## Requirement:
Your task is to transcribe all the entries exactly, excluding pictures.

## Records that describe figures:
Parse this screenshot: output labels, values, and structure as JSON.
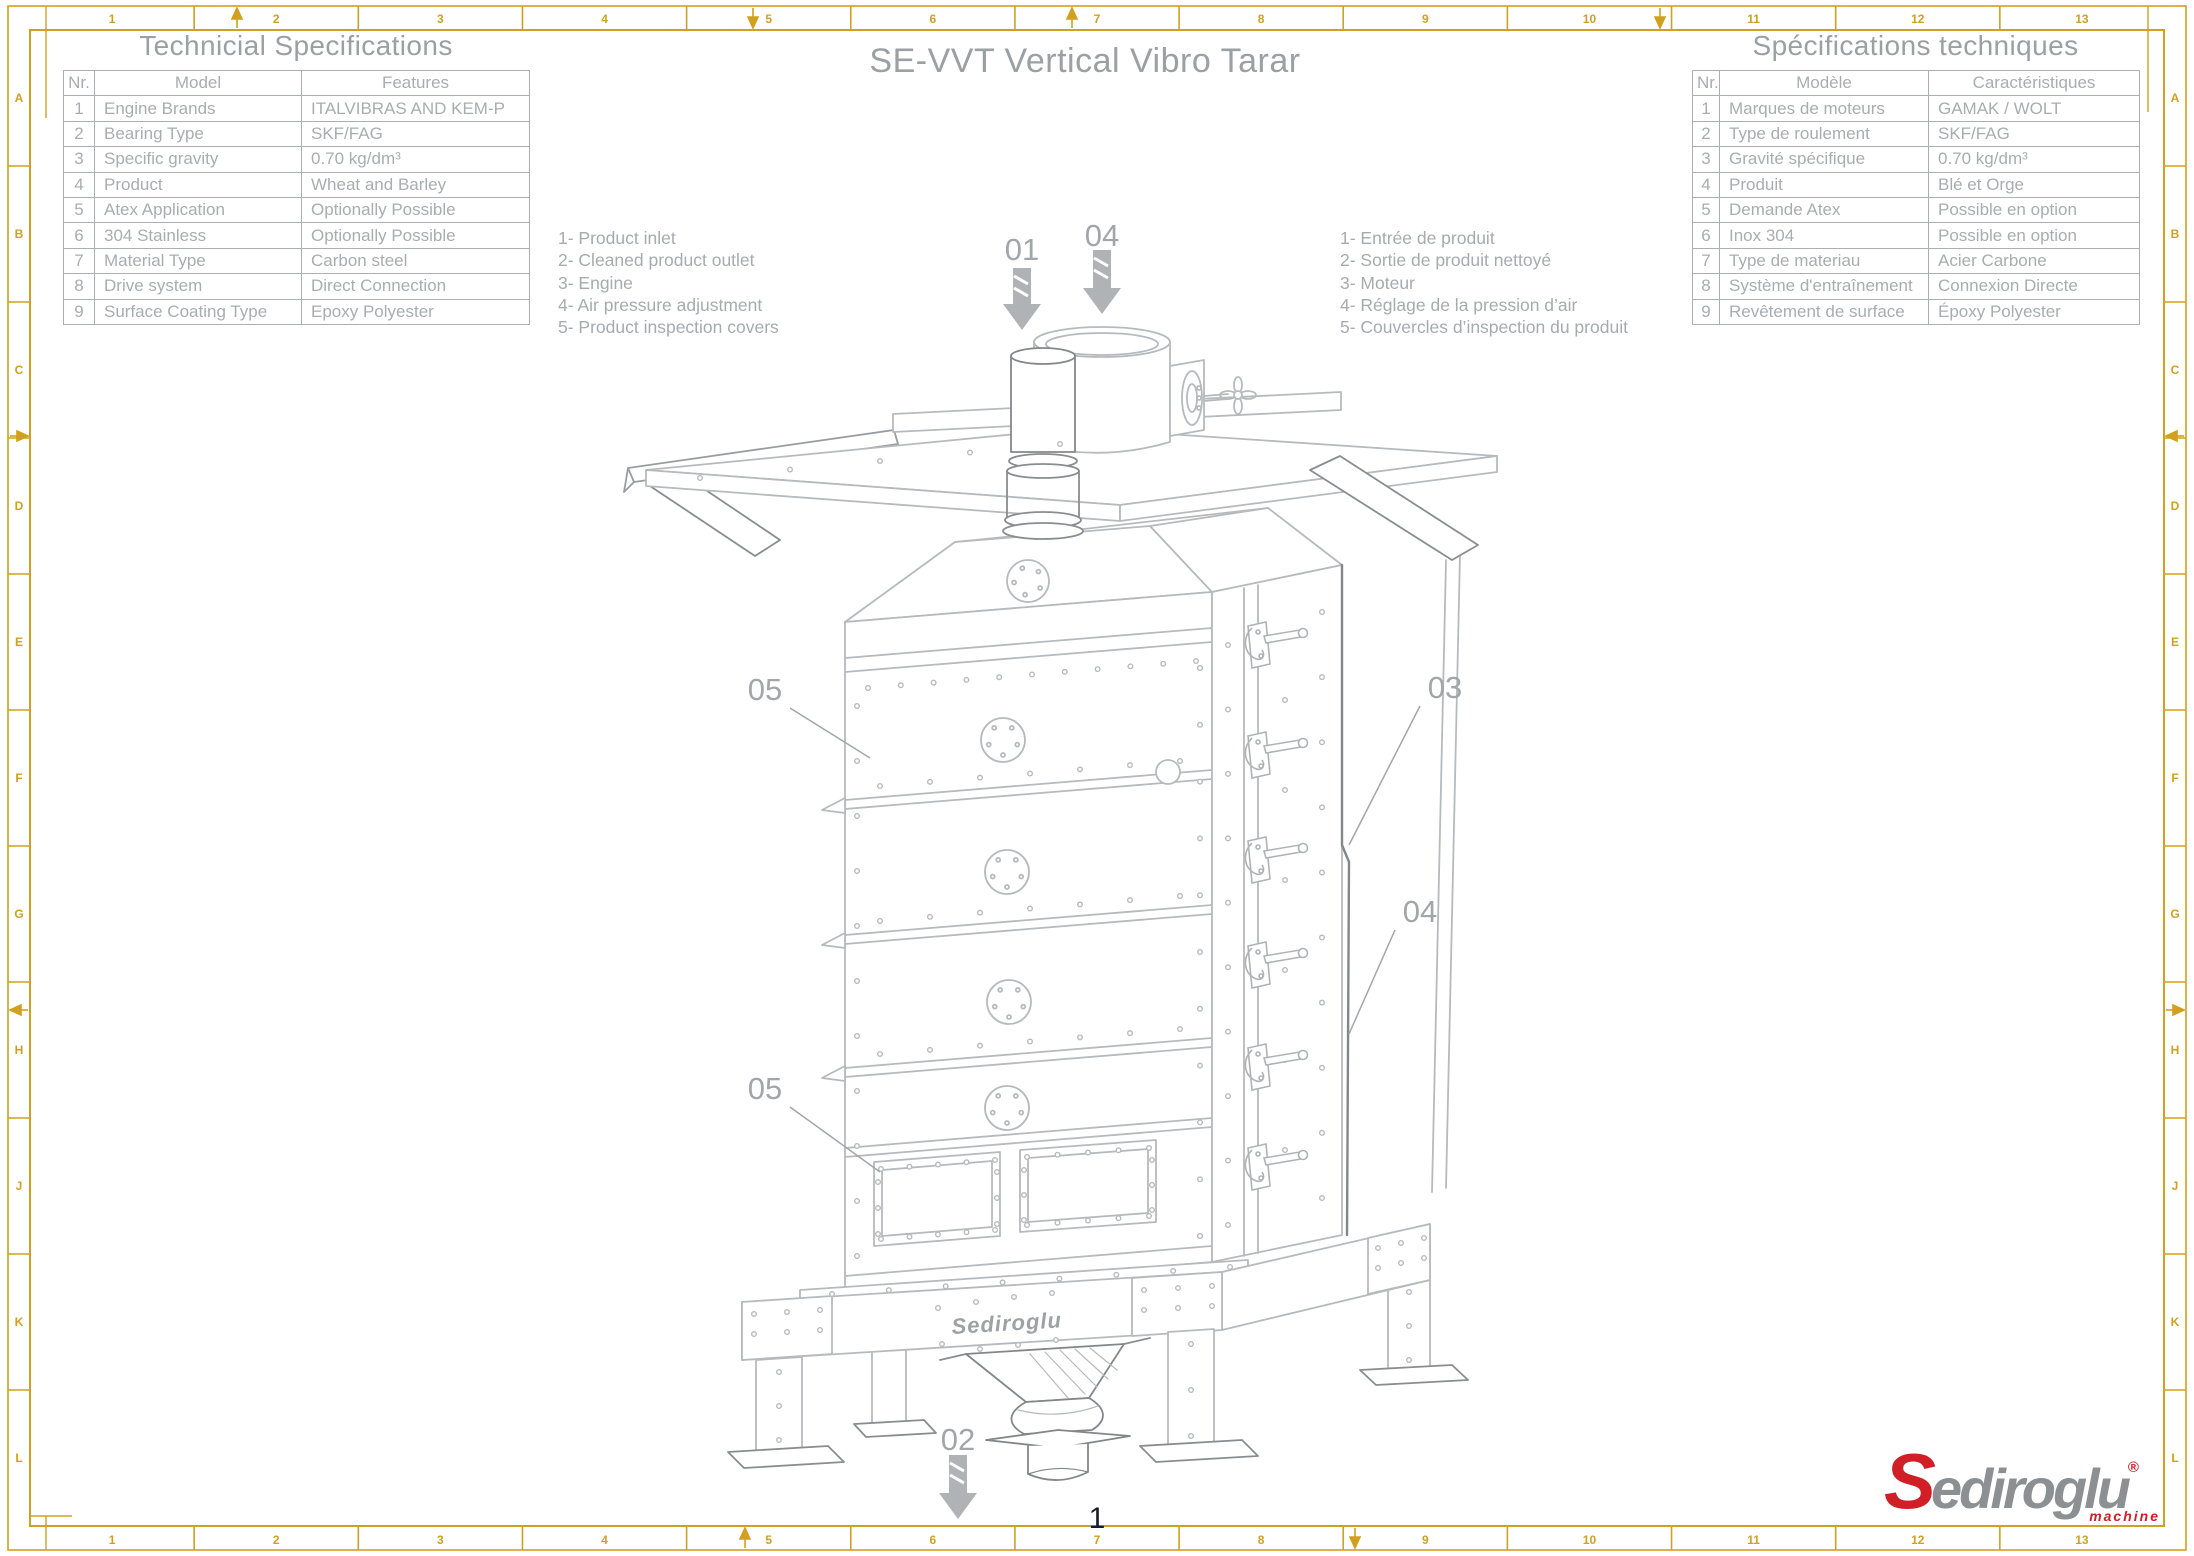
{
  "sheet": {
    "title": "SE-VVT Vertical Vibro Tarar",
    "page_number": "1"
  },
  "tables": {
    "en": {
      "title": "Technicial Specifications",
      "headers": [
        "Nr.",
        "Model",
        "Features"
      ],
      "rows": [
        [
          "1",
          "Engine Brands",
          "ITALVIBRAS AND KEM-P"
        ],
        [
          "2",
          "Bearing Type",
          "SKF/FAG"
        ],
        [
          "3",
          "Specific gravity",
          "0.70 kg/dm³"
        ],
        [
          "4",
          "Product",
          "Wheat and Barley"
        ],
        [
          "5",
          "Atex Application",
          "Optionally Possible"
        ],
        [
          "6",
          "304 Stainless",
          "Optionally Possible"
        ],
        [
          "7",
          "Material Type",
          "Carbon steel"
        ],
        [
          "8",
          "Drive system",
          "Direct Connection"
        ],
        [
          "9",
          "Surface Coating Type",
          "Epoxy Polyester"
        ]
      ]
    },
    "fr": {
      "title": "Spécifications techniques",
      "headers": [
        "Nr.",
        "Modèle",
        "Caractéristiques"
      ],
      "rows": [
        [
          "1",
          "Marques de moteurs",
          "GAMAK / WOLT"
        ],
        [
          "2",
          "Type de roulement",
          "SKF/FAG"
        ],
        [
          "3",
          "Gravité spécifique",
          "0.70 kg/dm³"
        ],
        [
          "4",
          "Produit",
          "Blé et Orge"
        ],
        [
          "5",
          "Demande Atex",
          "Possible en option"
        ],
        [
          "6",
          "Inox 304",
          "Possible en option"
        ],
        [
          "7",
          "Type de materiau",
          "Acier Carbone"
        ],
        [
          "8",
          "Système d'entraînement",
          "Connexion Directe"
        ],
        [
          "9",
          "Revêtement de surface",
          "Époxy Polyester"
        ]
      ]
    }
  },
  "legends": {
    "en": [
      "1- Product inlet",
      "2- Cleaned product outlet",
      "3- Engine",
      "4- Air pressure adjustment",
      "5- Product inspection covers"
    ],
    "fr": [
      "1- Entrée de produit",
      "2- Sortie de produit nettoyé",
      "3- Moteur",
      "4- Réglage de la pression d’air",
      "5- Couvercles d’inspection du produit"
    ]
  },
  "callouts": {
    "product_inlet": "01",
    "cleaned_product_outlet": "02",
    "engine": "03",
    "air_pressure_top": "04",
    "air_pressure_side": "04",
    "inspection_covers_upper": "05",
    "inspection_covers_lower": "05"
  },
  "machine": {
    "embossed_brand": "Sediroglu"
  },
  "logo": {
    "brand_initial": "S",
    "brand_rest": "ediroglu",
    "registered": "®",
    "sub": "machine"
  },
  "frame": {
    "columns": [
      "1",
      "2",
      "3",
      "4",
      "5",
      "6",
      "7",
      "8",
      "9",
      "10",
      "11",
      "12",
      "13"
    ],
    "rows": [
      "A",
      "B",
      "C",
      "D",
      "E",
      "F",
      "G",
      "H",
      "J",
      "K",
      "L"
    ]
  },
  "colors": {
    "frame_gold": "#D2A01E",
    "drawing_light": "#b7babd",
    "drawing_dark": "#84878a",
    "text_gray": "#a7abae",
    "logo_red": "#d01f27",
    "logo_gray": "#8d9093"
  }
}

## Written solution:
Parse this screenshot: output labels, values, and structure as JSON.
{
  "sheet": {
    "title": "SE-VVT Vertical Vibro Tarar",
    "page_number": "1"
  },
  "tables": {
    "en": {
      "title": "Technicial Specifications",
      "headers": [
        "Nr.",
        "Model",
        "Features"
      ],
      "rows": [
        [
          "1",
          "Engine Brands",
          "ITALVIBRAS AND KEM-P"
        ],
        [
          "2",
          "Bearing Type",
          "SKF/FAG"
        ],
        [
          "3",
          "Specific gravity",
          "0.70 kg/dm³"
        ],
        [
          "4",
          "Product",
          "Wheat and Barley"
        ],
        [
          "5",
          "Atex Application",
          "Optionally Possible"
        ],
        [
          "6",
          "304 Stainless",
          "Optionally Possible"
        ],
        [
          "7",
          "Material Type",
          "Carbon steel"
        ],
        [
          "8",
          "Drive system",
          "Direct Connection"
        ],
        [
          "9",
          "Surface Coating Type",
          "Epoxy Polyester"
        ]
      ]
    },
    "fr": {
      "title": "Spécifications techniques",
      "headers": [
        "Nr.",
        "Modèle",
        "Caractéristiques"
      ],
      "rows": [
        [
          "1",
          "Marques de moteurs",
          "GAMAK / WOLT"
        ],
        [
          "2",
          "Type de roulement",
          "SKF/FAG"
        ],
        [
          "3",
          "Gravité spécifique",
          "0.70 kg/dm³"
        ],
        [
          "4",
          "Produit",
          "Blé et Orge"
        ],
        [
          "5",
          "Demande Atex",
          "Possible en option"
        ],
        [
          "6",
          "Inox 304",
          "Possible en option"
        ],
        [
          "7",
          "Type de materiau",
          "Acier Carbone"
        ],
        [
          "8",
          "Système d'entraînement",
          "Connexion Directe"
        ],
        [
          "9",
          "Revêtement de surface",
          "Époxy Polyester"
        ]
      ]
    }
  },
  "legends": {
    "en": [
      "1- Product inlet",
      "2- Cleaned product outlet",
      "3- Engine",
      "4- Air pressure adjustment",
      "5- Product inspection covers"
    ],
    "fr": [
      "1- Entrée de produit",
      "2- Sortie de produit nettoyé",
      "3- Moteur",
      "4- Réglage de la pression d’air",
      "5- Couvercles d’inspection du produit"
    ]
  },
  "callouts": {
    "product_inlet": "01",
    "cleaned_product_outlet": "02",
    "engine": "03",
    "air_pressure_top": "04",
    "air_pressure_side": "04",
    "inspection_covers_upper": "05",
    "inspection_covers_lower": "05"
  },
  "machine": {
    "embossed_brand": "Sediroglu"
  },
  "logo": {
    "brand_initial": "S",
    "brand_rest": "ediroglu",
    "registered": "®",
    "sub": "machine"
  },
  "frame": {
    "columns": [
      "1",
      "2",
      "3",
      "4",
      "5",
      "6",
      "7",
      "8",
      "9",
      "10",
      "11",
      "12",
      "13"
    ],
    "rows": [
      "A",
      "B",
      "C",
      "D",
      "E",
      "F",
      "G",
      "H",
      "J",
      "K",
      "L"
    ]
  },
  "colors": {
    "frame_gold": "#D2A01E",
    "drawing_light": "#b7babd",
    "drawing_dark": "#84878a",
    "text_gray": "#a7abae",
    "logo_red": "#d01f27",
    "logo_gray": "#8d9093"
  }
}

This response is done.